#### Preguntas por responder:
1) Duplica el fragmento del texto sobre el cuidador de perros que comienza en "Todos los perros" y termina en "lo que necesita.".
2) Según el texto sobre el cuidador de perros, explica para qué construyó él una silla de ruedas.
3) Continúa el texto sobre el cuidador de perros a partir de su última oración.
***** Bloque de texto *****
Encierro por encierro, el cuidador aparece y desaparece entre los perros que saltan y se apoyan en él, dejándolo envuelto en un vestido peludo de manchas cafés, líneas amarillas, cuerpos blancos, negros y colas inquietas que lo persiguen mientras cambia el agua de los bebederos, lava el piso, pone el cuido y entrega zanahorias y galletas entre sus pacientes. Aquiles, Atenea, Lulú: lleva tres años dándoles nombre a los animales que recibe.
Todos los perros han venido del municipio, un territorio del Norte de Antioquia de suaves potreros y cultivos atravesados por una vía rápida, y una zona urbana cada vez más comercial, más transitada y más bulliciosa.
Esa frase la pronuncia suavemente. Así se le pone la voz cuando cuenta las historias de cómo llegan, o más bien, por qué necesitan su ayuda. Recuerda con cariño, pero también con un poco de dolor, una pequeña perrita que recibió fracturada por un atropellamiento. Los veterinarios no veían un futuro posible, pero él les pidió una oportunidad para ella y le ayudó personalmente, incluso, construyendo una silla de ruedas para que pudiera desplazarse. Finalmente, Lupe fue adoptada en el mismo municipio por una médica veterinaria que le da todo lo que necesita.
***** Material extraído *****
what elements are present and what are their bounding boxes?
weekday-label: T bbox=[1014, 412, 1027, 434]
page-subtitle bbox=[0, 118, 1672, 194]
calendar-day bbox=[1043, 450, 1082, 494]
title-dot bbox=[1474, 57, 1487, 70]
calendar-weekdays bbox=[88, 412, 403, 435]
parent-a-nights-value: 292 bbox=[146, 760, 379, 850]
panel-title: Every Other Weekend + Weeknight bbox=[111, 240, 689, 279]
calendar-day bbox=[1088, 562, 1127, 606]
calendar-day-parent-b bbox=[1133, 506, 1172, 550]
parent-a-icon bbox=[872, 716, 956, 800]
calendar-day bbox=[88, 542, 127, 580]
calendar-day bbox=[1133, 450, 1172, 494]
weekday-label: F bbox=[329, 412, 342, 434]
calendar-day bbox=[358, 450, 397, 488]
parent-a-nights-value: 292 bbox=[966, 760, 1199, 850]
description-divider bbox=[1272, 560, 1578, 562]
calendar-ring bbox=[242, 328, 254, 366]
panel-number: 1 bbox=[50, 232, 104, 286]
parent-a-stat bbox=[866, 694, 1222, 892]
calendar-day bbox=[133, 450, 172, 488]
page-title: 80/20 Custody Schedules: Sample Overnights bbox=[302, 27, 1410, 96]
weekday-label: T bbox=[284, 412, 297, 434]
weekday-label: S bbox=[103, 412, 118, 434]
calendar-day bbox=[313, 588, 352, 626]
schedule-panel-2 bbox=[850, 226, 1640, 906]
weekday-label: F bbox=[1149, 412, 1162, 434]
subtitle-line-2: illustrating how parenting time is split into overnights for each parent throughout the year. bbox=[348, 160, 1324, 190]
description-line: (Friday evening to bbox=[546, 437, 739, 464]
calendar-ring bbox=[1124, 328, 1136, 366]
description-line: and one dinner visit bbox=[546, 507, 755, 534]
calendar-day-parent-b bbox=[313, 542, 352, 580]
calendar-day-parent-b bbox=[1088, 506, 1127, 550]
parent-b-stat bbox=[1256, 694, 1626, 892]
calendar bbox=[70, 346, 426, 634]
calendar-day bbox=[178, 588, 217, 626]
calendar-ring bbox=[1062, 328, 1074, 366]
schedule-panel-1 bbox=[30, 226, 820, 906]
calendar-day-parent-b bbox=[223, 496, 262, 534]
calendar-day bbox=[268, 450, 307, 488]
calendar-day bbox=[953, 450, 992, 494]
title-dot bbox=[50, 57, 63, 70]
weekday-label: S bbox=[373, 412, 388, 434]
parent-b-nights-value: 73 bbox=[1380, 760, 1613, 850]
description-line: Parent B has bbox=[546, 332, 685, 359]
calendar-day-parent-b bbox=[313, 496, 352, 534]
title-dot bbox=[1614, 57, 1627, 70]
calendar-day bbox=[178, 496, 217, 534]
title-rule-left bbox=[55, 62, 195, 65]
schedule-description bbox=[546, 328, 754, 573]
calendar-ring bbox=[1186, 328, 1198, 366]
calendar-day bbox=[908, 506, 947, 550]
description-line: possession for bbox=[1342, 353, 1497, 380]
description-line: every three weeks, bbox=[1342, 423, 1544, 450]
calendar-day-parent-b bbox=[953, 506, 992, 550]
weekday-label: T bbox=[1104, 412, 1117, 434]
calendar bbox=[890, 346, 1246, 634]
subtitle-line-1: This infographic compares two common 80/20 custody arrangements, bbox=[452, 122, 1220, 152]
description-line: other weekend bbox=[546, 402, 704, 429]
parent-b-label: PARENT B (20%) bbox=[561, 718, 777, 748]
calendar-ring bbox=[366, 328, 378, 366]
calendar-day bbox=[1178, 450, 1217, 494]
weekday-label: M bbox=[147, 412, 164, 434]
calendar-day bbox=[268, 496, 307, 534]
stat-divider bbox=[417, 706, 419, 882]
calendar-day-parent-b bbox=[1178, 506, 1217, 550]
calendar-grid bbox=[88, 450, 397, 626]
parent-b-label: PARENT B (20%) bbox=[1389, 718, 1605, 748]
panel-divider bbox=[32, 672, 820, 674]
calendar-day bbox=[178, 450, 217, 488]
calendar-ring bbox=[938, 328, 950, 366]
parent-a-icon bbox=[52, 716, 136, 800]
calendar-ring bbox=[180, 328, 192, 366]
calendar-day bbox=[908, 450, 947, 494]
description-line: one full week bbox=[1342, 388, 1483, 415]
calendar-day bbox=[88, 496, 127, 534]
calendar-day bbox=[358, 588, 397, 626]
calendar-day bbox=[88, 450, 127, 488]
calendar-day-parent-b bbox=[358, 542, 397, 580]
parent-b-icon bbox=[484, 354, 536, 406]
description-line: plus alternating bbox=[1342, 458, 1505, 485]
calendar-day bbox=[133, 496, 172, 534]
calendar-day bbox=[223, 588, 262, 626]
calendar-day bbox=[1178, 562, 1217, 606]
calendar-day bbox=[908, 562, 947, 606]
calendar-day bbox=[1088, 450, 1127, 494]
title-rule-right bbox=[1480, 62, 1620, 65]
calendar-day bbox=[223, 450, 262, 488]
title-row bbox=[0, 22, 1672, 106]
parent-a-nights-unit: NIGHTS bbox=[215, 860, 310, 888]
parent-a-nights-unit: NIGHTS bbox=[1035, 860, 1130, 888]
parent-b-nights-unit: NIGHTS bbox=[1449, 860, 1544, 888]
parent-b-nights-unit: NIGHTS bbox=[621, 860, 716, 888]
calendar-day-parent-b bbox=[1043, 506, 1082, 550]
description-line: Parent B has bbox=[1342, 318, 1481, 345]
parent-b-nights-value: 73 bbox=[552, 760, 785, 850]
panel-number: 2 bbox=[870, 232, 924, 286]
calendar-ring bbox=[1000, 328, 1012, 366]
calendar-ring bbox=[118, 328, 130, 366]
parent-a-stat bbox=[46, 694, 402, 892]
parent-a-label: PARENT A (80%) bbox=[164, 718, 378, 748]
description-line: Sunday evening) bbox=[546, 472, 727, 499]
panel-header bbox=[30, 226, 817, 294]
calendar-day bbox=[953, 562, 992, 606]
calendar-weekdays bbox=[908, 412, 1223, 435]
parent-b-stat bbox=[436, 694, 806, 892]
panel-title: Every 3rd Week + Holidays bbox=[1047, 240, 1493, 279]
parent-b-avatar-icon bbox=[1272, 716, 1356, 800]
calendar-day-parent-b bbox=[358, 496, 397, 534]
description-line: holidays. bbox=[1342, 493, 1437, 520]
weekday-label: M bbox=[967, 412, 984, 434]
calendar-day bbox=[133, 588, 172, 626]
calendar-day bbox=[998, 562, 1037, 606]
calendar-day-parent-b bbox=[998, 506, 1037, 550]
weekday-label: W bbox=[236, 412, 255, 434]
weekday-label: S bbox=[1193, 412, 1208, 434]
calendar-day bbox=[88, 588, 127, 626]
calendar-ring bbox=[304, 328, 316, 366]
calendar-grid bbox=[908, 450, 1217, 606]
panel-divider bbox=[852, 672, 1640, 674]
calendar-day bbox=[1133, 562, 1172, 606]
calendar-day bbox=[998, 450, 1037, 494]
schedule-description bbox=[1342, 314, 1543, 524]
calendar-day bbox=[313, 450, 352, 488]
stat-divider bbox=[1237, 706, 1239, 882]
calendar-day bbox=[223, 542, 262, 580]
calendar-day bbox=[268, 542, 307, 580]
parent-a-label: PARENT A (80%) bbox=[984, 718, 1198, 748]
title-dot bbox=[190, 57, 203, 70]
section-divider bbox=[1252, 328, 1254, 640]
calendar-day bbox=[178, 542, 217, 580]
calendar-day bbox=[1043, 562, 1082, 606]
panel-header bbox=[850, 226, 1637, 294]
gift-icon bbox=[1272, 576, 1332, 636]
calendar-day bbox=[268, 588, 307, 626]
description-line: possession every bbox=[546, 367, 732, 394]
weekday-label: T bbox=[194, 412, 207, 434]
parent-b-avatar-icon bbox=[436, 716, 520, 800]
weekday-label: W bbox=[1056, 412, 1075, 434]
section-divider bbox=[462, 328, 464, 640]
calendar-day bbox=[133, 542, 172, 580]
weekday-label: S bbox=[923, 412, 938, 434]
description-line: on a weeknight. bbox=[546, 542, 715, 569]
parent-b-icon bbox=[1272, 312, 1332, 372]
*****
#### Resultados del ejercicio:
1)
Todos los perros han venido del municipio, un territorio del Norte de Antioquia de suaves potreros y cultivos atravesados por una vía rápida, y una zona urbana cada vez más comercial, más transitada y más bulliciosa.
Esa frase la pronuncia suavemente. Así se le pone la voz cuando cuenta las historias de cómo llegan, o más bien, por qué necesitan su ayuda. Recuerda con cariño, pero también con un poco de dolor, una pequeña perrita que recibió fracturada por un atropellamiento. Los veterinarios no veían un futuro posible, pero él les pidió una oportunidad para ella y le ayudó personalmente, incluso, construyendo una silla de ruedas para que pudiera desplazarse. Finalmente, Lupe fue adoptada en el mismo municipio por una médica veterinaria que le da todo lo que necesita.

2) La construyó para que una pequeña perrita, Lupe, pudiera desplazarse. Había llegado fracturada por un atropellamiento.

3)
Felipe tiene 29 años y creció en una finca en San Pedro donde había todo tipo de animales: “Vacas, caballos, perros, gatos, yo creo que por ahí empezó el amor”, cuenta. Esto lo llevó a estudiar para ser auxiliar veterinario. En un camión rojo, camino al pueblo, repasa sus historias sin dejar de prestar atención al borde de la carretera o a las aceras y basureras de las calles. “De aquí me trajeron una perrita la semana pasada que la había aporreado un carro”, señala.

En el parque principal del pueblo, hace una pequeña parada en la iglesia y musita una oración al Señor de los Milagros, pidiendo, entre otras cosas, por los pacientes que más ayuda necesitan para curar. De motos, paraderos y cafés salen saludos: lo conocen muchas personas por su labor. En cada calle le cuentan cómo va el gatito que adoptaron o le informan de algún animal que necesita su ayuda. Justamente va en camino a recoger uno.
Es pequeño y amarillo, y está enroscado durmiendo en la acera al lado de una panadería. Felipe para el carro y se aproxima, escondiendo una traílla. Se agacha muy cerca y le habla en susurros amables, y acerca sus manos con tranquilidad, hasta que puede levantarlo y ponerlo en una camita azul que tiene para ellos en la parte de atrás del vehículo.

De vuelta en el albergue lo esperan los guardianes de la puerta, que olfatean al nuevo inquilino que lleva Felipe en brazos. Camino a ubicarlo en su nuevo hogar, pasa al lado de David Múnera Ochoa, que está sentado sacando semillas de sietecueros. Mirándolo caminar, don David relata: “Trabajamos juntos aquí, él encargado de los animalitos y nosotros del vivero. Felipe es demasiado entregado a los animales. Él hace todo por amor a ellos. Le da muy duro que un animal esté enfermo e intenta hasta las últimas. Aquí vienen perros muy heridos y él a los veinte días ya los tiene bien. Siempre está en armonía con ellos, le hacen caso para todo, lo quieren mucho”.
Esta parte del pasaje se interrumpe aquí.